### Enunciado da tarefa
Segundo o trecho da página, em que ano David Bohm obteve a cidadania brasileira?

### Trecho da página
##############################

A física Amélia Império Hamburger é pesquisadora da Universidade de São Paulo (USP) na área da História da Ciência. Sua experiência com a organização dos arquivos históricos do Instituto de Física da USP e as experiências pessoais no contato com figuras importantes nos primórdios das pesquisas em Física Moderna no Brasil, como o brasileiro Mário Schönberg (1914 - 1990), o italiano Giuseppe Occhialini (1907-1993) e o norte-americano David Bohm (1917-1992), colocaram-a num referencial privilegiado para observar de perto uma fase importante do desenvolvimento da pesquisa em física no Brasil. Schenberg e Occhialini deram importantes contribuições à física, respectivamente na parte teórica e experimental. Mário Schenberg é hoje um dos físicos brasileiros mais respeitados no exterior (há entrevistas com vários desses personagens no livro "Cientistas do Brasil", publicado pela SBPC em 1998).

David Bohm ficou famoso principalmente por sua teoria causal da mecânica quântica - a mais bem-sucedida tentativa de recuperar o determinismo na Física Moderna - e por suas posteriores concepções holísticas da mecânica quântica, publicadas em 1980 no seu livro A totalidade e a ordem implicada (publicada no Brasil pela editora Cultrix). Estas últimas influenciaram decisivamente várias correntes holísticas da atualidade (veja entrevista com o prof. Ubiratan d'Ambrosio). Fugindo das perseguições anti-comunistas do período macarthista nos Estados Unidos, na década de 1950, Bohm passou pouco mais de três anos no Brasil (1951-1955) e chegou a obter a cidadania brasileira em 1954 (Olival Freire Jr., "David Bohm e as controvérsias do mundo dos quanta", Ciência Hoje No. 169, pág. 34). Foi durante a sua estadia aqui que publicou os trabalhos pioneiros de sua teoria causal da mecânica quântica (1952).

Nesta entrevista dada à revista Com Ciência, Amélia Hamburger fala sobre a entrada da física quântica no Brasil, as primeiras pesquisas na área, e sobre a influência da estadia de David Bohm no Brasil.

Com Ciência - A Física Quântica foi desenvolvida principalmente entre 1900 e 1927. Como esse conhecimento entrou no Brasil?

##############################

### Seção de dados
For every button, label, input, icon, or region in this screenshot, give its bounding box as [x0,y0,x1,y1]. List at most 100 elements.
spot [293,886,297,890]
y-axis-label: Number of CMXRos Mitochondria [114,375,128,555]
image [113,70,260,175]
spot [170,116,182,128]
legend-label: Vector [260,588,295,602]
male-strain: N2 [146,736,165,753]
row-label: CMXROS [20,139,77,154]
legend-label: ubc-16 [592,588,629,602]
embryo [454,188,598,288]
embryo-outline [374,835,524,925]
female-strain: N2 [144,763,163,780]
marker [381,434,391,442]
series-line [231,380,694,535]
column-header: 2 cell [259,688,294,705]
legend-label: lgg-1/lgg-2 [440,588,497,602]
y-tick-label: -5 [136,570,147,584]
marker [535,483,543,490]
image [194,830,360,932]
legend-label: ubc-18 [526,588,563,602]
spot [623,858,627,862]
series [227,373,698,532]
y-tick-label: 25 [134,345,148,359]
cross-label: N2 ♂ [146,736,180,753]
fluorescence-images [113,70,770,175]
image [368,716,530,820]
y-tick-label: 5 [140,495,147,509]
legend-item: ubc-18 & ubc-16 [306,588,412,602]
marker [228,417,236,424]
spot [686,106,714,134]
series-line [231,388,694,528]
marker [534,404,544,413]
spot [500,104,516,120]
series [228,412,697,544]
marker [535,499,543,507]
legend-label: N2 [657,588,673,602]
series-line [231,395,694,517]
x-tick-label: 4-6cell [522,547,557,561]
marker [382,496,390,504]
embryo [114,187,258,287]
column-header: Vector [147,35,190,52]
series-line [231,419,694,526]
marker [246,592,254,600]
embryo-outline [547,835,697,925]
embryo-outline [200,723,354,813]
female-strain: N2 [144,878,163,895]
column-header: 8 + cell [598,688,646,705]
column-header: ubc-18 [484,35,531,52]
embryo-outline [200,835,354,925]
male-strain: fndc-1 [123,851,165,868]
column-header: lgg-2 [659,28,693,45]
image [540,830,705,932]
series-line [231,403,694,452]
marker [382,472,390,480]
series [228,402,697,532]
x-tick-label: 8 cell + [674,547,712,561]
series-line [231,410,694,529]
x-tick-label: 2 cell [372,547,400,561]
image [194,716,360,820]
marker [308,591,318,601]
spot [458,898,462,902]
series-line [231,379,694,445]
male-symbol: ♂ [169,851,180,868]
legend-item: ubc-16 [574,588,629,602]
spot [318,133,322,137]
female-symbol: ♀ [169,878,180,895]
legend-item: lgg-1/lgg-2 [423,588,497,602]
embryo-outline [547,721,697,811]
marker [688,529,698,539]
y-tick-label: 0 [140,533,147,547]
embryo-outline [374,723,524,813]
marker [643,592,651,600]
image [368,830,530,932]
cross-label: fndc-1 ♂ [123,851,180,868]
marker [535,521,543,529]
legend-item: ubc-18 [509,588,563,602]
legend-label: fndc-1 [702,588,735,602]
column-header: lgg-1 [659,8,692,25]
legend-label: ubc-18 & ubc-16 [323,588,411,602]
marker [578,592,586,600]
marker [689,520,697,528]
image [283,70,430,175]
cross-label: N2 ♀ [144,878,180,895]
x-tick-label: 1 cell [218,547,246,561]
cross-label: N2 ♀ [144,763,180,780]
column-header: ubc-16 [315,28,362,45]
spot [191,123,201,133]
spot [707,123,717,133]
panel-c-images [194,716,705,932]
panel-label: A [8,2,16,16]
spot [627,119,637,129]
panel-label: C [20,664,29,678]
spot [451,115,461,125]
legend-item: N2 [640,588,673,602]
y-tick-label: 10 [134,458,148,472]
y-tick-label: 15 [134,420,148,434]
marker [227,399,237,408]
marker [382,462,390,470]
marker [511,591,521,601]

##############################

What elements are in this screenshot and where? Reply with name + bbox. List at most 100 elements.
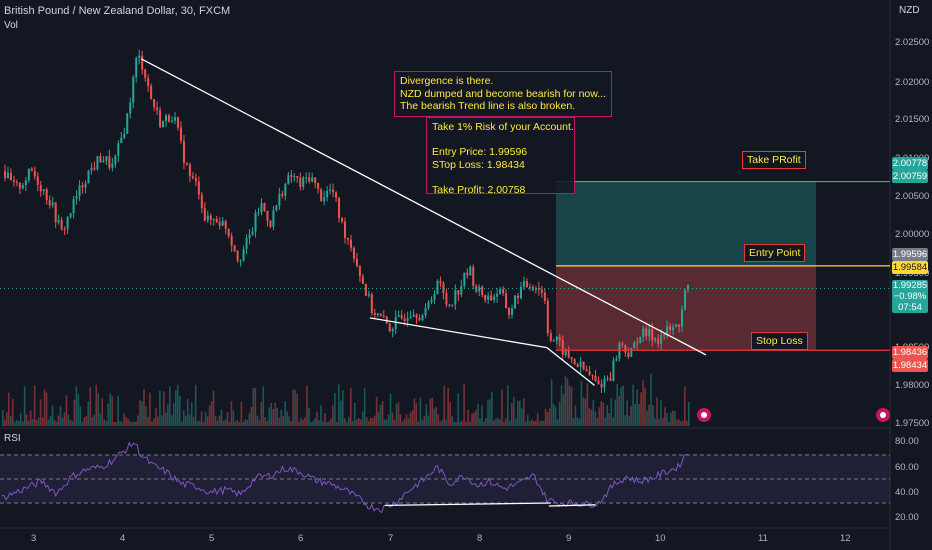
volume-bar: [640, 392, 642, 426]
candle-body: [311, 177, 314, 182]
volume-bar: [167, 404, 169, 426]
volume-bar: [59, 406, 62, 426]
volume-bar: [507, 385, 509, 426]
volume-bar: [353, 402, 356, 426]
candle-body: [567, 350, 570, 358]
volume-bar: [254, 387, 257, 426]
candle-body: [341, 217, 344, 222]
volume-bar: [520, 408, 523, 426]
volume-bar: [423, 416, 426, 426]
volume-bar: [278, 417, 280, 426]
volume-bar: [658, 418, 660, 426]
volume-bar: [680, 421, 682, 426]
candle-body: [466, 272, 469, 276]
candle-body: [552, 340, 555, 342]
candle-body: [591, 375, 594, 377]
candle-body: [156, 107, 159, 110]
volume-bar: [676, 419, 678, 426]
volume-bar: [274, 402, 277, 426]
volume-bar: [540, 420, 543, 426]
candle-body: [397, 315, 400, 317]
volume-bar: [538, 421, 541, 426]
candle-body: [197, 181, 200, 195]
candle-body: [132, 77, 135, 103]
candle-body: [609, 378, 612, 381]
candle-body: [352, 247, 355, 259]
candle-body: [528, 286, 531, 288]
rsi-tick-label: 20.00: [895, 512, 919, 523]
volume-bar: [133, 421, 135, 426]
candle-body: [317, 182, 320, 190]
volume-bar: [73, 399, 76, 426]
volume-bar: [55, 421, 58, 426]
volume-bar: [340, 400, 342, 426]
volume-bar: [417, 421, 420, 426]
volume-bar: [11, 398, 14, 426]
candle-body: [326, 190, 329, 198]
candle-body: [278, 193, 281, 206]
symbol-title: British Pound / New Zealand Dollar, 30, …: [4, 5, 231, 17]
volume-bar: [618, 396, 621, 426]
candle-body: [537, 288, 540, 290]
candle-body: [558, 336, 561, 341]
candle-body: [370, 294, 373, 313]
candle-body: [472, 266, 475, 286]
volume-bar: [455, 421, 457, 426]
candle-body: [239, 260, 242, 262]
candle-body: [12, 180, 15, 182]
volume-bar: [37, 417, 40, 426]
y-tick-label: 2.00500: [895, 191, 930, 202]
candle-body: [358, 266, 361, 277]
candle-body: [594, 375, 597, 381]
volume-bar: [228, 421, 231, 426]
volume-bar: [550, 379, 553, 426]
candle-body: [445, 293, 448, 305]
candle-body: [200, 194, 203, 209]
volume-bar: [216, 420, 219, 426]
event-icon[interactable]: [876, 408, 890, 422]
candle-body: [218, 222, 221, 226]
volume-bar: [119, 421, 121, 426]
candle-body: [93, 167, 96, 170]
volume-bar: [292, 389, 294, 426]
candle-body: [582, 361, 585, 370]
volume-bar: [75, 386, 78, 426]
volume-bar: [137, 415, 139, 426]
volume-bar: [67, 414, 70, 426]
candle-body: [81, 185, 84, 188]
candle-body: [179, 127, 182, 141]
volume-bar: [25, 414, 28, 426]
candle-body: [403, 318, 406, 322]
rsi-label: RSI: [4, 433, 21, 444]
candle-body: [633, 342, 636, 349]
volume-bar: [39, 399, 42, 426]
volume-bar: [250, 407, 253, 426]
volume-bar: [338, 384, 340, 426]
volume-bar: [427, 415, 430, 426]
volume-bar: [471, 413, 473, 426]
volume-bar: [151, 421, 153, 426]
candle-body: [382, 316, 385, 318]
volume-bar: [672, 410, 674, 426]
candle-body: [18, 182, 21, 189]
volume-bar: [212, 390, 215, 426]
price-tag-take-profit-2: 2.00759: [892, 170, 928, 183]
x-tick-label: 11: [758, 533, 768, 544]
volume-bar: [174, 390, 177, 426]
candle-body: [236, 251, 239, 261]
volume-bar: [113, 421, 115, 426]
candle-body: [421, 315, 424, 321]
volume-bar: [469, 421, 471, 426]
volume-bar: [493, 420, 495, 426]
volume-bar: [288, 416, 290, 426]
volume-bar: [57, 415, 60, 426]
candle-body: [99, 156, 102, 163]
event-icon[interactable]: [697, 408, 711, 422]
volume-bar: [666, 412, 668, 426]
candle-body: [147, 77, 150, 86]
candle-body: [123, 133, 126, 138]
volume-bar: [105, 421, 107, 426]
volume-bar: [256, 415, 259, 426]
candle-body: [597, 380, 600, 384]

##############################

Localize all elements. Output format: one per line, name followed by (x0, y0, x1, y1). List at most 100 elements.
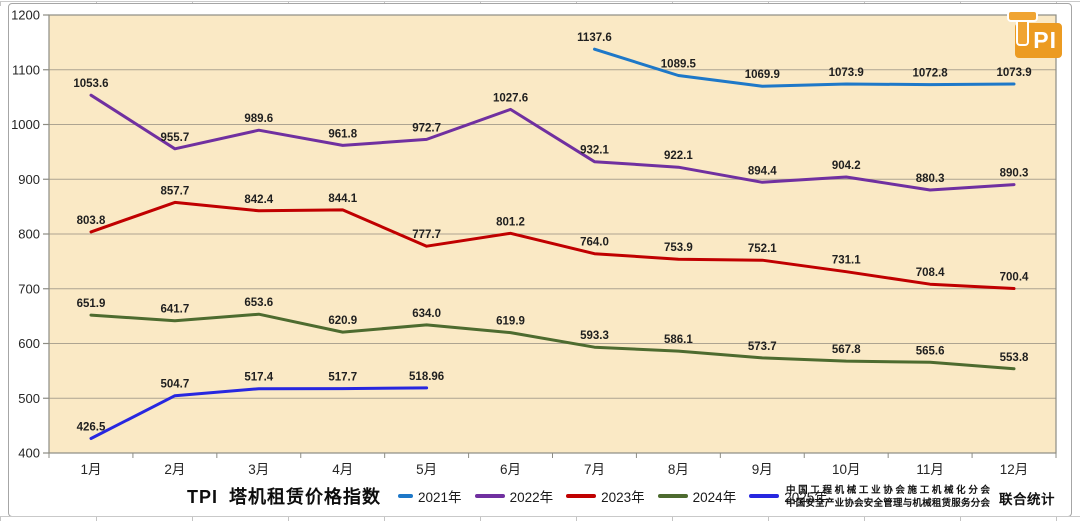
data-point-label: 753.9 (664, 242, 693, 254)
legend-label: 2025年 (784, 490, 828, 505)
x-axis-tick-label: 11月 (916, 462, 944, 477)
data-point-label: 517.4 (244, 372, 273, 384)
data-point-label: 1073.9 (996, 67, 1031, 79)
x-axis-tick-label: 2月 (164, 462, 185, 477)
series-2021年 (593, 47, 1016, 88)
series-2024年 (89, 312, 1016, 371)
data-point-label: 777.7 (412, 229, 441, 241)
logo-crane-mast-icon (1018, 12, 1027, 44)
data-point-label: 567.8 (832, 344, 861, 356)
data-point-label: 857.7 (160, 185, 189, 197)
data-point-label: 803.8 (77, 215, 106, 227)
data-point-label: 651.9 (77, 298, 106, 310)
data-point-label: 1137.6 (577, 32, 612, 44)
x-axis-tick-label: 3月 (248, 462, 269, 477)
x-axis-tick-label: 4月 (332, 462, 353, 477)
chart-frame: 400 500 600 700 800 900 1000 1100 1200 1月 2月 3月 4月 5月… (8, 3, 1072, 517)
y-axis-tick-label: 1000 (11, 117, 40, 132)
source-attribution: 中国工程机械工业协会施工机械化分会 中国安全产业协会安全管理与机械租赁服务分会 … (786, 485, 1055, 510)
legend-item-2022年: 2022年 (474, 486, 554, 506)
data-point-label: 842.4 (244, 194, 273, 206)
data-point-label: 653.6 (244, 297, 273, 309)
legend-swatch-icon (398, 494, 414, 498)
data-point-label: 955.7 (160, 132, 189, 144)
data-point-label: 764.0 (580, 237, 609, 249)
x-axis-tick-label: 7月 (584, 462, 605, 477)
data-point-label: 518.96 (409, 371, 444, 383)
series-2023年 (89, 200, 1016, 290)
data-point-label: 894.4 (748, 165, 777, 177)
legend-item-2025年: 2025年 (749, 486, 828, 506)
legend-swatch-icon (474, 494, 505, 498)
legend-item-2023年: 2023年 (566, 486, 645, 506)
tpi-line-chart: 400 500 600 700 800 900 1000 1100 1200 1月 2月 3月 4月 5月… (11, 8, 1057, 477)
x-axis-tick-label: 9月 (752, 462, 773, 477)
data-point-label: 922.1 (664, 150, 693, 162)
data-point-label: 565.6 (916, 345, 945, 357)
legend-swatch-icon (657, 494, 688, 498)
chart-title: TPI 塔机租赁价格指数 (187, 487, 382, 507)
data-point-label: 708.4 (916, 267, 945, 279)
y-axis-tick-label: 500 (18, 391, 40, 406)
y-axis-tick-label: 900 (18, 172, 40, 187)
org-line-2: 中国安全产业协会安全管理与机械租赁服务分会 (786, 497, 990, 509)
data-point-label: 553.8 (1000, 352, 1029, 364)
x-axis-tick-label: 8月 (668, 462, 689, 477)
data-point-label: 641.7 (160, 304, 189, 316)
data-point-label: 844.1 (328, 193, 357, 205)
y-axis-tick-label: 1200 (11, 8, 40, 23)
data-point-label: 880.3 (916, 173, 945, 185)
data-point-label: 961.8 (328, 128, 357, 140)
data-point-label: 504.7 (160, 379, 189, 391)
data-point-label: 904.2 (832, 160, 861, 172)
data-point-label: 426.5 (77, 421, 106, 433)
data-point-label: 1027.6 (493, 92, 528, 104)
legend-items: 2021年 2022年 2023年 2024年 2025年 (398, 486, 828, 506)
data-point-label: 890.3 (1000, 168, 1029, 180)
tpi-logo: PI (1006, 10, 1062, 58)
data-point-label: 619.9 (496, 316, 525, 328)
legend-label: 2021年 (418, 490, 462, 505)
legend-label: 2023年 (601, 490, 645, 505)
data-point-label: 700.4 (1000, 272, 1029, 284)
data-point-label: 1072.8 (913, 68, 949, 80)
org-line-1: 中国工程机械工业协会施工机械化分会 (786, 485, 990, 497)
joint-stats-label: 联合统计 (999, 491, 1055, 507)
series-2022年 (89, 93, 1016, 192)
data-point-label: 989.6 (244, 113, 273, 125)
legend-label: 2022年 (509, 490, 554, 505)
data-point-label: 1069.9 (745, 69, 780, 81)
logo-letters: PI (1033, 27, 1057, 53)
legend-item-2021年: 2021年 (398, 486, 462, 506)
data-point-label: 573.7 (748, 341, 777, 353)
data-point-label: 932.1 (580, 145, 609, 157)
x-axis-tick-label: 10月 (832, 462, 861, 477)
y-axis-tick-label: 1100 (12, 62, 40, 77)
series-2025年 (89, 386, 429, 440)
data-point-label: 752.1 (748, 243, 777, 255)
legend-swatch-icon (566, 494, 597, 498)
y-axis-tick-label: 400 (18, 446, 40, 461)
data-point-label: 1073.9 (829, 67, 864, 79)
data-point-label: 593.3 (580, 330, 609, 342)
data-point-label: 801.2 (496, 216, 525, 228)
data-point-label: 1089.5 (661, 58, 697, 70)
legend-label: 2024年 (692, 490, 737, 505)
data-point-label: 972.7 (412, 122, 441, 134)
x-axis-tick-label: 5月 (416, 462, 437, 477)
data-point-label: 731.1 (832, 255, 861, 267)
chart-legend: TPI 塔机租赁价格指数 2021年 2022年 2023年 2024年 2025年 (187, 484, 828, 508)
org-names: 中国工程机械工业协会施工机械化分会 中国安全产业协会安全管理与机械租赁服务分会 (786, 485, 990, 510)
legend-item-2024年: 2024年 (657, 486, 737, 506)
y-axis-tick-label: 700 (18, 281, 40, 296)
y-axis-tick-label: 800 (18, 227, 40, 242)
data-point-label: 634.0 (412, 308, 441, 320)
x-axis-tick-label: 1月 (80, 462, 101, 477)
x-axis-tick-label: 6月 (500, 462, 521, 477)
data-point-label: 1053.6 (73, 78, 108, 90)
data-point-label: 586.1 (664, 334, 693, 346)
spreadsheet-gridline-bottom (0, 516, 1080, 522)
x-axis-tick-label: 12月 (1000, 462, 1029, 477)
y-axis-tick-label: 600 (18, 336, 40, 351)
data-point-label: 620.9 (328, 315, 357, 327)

##############################

### Resposta da tarefa
Em 1954.